Records from a data source:
▼▼▼

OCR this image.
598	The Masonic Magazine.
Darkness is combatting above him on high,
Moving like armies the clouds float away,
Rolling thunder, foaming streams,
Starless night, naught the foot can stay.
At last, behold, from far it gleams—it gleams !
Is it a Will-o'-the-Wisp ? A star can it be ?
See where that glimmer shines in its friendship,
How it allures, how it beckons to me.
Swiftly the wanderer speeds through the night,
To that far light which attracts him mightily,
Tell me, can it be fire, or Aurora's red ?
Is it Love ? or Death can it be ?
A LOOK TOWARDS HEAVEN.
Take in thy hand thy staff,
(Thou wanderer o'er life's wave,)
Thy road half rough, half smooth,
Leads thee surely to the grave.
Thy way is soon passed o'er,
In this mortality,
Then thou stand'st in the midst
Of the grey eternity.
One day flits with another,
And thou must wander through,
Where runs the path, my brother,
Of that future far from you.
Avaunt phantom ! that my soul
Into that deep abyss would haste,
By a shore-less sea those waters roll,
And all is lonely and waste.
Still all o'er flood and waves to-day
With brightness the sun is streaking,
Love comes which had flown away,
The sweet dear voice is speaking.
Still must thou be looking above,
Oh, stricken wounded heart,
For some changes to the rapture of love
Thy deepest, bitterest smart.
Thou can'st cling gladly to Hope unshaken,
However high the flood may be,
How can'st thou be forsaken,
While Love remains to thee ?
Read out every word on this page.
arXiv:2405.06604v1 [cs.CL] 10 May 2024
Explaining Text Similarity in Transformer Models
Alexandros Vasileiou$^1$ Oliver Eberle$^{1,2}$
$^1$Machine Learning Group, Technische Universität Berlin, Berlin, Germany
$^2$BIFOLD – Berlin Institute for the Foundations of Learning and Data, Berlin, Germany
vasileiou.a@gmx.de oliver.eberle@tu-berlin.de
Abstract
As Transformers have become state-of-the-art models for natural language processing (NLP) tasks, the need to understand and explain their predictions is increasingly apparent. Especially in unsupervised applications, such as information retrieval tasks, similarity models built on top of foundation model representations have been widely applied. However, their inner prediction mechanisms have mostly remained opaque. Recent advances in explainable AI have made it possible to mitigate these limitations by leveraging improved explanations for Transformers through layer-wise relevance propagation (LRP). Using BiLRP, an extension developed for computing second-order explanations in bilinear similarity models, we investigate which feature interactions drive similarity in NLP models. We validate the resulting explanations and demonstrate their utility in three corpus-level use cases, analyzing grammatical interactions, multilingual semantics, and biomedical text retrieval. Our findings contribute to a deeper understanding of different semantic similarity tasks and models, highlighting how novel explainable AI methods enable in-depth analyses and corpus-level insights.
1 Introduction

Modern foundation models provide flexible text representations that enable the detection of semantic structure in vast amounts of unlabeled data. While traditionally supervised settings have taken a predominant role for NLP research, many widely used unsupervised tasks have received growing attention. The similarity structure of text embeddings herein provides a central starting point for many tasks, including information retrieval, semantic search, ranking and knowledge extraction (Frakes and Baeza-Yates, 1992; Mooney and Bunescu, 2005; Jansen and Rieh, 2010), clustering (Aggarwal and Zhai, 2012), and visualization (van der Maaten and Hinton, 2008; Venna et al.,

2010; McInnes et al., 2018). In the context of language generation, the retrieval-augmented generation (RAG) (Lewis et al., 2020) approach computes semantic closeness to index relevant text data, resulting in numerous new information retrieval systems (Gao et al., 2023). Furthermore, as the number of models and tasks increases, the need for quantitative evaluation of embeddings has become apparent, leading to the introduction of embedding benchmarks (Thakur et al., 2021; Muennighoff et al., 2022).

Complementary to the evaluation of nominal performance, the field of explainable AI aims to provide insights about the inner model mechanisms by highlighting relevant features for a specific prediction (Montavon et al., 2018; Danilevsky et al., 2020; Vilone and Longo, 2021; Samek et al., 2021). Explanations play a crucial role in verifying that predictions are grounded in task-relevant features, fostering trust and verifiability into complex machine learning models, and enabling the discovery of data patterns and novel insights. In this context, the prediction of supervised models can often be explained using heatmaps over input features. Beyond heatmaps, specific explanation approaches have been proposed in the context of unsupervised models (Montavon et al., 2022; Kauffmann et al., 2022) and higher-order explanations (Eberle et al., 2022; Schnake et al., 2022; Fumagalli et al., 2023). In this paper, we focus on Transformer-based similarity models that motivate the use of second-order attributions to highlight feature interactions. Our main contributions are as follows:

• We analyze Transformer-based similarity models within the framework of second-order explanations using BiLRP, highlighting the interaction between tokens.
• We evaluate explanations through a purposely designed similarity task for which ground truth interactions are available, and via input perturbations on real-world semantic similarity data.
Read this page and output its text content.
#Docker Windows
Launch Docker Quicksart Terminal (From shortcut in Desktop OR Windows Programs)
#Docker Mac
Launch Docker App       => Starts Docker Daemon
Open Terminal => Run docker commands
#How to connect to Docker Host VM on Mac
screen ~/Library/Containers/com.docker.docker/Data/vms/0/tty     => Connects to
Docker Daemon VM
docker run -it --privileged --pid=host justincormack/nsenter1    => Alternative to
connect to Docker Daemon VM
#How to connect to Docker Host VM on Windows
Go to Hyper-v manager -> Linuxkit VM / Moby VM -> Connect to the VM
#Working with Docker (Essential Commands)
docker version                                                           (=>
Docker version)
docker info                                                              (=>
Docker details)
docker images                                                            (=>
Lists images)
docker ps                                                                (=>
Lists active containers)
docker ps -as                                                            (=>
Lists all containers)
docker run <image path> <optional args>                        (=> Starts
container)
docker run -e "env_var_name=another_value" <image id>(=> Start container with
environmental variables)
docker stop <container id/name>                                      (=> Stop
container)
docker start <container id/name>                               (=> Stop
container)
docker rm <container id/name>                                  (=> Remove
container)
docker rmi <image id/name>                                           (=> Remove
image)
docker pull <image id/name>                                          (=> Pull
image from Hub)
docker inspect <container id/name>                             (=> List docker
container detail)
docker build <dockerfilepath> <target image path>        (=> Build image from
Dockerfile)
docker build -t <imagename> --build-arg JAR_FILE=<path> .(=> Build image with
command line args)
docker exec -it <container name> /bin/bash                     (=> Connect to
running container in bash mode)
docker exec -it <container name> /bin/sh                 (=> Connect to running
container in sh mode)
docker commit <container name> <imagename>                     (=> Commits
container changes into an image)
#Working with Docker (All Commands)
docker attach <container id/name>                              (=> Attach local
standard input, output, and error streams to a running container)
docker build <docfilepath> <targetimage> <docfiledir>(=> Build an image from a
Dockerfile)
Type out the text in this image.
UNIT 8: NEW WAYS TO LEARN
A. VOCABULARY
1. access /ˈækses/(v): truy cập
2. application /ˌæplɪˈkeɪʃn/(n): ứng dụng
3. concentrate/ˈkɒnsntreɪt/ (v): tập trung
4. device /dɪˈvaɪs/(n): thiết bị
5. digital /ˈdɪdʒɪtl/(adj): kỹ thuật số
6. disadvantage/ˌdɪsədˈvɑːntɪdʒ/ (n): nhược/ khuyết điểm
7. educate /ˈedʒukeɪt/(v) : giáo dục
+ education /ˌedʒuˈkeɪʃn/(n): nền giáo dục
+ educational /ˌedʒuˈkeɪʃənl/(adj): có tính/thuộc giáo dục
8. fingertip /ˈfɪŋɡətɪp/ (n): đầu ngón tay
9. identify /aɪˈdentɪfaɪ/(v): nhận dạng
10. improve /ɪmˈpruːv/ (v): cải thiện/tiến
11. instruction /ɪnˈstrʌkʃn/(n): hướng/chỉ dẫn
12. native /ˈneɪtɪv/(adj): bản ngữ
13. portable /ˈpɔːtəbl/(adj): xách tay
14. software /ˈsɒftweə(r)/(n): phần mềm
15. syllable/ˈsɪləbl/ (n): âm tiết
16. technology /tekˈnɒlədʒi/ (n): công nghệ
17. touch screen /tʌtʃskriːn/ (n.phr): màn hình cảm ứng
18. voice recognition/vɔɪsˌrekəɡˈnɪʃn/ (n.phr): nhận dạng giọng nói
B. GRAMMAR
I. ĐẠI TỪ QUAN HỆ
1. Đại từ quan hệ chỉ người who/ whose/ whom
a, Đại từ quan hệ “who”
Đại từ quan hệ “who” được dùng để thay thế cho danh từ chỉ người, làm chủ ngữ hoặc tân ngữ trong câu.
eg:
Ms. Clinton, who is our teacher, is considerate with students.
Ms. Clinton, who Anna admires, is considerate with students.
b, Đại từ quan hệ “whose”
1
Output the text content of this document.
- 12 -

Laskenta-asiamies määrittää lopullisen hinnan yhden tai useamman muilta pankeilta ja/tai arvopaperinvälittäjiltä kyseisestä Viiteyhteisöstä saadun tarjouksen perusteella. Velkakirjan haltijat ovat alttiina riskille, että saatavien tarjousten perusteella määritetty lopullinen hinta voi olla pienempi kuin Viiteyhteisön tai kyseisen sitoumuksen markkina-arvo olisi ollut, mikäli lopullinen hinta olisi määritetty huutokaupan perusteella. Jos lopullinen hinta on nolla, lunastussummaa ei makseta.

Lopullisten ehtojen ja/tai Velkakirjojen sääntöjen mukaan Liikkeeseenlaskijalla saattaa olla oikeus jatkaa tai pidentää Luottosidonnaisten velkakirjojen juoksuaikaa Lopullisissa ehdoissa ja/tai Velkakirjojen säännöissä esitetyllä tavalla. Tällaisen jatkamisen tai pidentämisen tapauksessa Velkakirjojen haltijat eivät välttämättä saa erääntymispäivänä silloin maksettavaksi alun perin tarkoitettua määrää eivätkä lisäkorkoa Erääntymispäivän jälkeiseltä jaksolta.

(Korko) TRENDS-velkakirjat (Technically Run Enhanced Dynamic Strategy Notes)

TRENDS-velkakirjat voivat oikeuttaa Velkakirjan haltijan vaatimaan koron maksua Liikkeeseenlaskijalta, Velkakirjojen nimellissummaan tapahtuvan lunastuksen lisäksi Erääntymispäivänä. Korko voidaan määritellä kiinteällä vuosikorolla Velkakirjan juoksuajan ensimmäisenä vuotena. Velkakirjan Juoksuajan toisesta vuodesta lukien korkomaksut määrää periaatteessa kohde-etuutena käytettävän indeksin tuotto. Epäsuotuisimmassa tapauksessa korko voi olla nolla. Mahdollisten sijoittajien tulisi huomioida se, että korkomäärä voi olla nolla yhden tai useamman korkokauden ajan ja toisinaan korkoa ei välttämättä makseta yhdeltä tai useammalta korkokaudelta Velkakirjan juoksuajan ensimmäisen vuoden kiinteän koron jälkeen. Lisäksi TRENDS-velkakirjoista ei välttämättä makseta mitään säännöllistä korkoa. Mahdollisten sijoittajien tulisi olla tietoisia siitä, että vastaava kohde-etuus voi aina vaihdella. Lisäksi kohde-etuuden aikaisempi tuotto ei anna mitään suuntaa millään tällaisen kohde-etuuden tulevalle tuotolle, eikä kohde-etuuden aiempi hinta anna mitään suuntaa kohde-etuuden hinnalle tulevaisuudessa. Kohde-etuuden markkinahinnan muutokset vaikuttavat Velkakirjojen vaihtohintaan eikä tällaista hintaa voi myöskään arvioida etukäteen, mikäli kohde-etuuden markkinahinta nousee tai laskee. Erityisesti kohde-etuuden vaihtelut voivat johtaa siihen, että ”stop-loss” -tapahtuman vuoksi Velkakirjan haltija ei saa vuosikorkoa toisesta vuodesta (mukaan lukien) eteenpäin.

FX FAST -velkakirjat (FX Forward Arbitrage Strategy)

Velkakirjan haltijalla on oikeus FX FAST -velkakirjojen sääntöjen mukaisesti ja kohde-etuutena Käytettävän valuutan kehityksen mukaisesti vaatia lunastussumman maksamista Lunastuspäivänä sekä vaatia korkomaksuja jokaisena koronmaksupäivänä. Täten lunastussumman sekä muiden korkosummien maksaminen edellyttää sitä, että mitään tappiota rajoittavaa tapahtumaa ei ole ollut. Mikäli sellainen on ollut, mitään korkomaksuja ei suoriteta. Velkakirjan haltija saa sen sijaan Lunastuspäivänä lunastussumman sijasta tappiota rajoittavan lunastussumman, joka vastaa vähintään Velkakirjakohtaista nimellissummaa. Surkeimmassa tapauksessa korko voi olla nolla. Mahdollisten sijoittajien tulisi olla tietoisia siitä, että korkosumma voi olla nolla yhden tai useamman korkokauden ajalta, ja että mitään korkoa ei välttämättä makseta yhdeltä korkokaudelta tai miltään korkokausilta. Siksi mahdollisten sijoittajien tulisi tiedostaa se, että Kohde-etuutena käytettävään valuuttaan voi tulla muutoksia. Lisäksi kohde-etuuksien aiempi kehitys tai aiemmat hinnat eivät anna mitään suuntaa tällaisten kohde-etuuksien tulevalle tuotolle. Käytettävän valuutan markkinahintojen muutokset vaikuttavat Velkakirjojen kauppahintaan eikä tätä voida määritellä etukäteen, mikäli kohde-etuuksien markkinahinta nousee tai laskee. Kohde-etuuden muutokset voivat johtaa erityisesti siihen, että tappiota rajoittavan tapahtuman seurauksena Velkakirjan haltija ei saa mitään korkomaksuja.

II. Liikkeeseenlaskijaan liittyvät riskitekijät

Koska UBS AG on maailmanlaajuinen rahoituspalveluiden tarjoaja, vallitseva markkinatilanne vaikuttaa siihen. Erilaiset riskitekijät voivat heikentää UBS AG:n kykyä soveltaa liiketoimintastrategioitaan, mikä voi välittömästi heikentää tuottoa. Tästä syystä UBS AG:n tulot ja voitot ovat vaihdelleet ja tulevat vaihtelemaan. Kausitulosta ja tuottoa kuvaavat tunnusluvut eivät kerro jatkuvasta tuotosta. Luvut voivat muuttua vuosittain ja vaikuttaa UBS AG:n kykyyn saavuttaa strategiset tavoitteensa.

▲▲▲

◆ SET TASK
Check all the records above and select each line where the string "streams" is found.

◆ RESPONSE TO THIS EXERCISE
Rolling thunder, foaming streams,
standard input, output, and error streams to a running container)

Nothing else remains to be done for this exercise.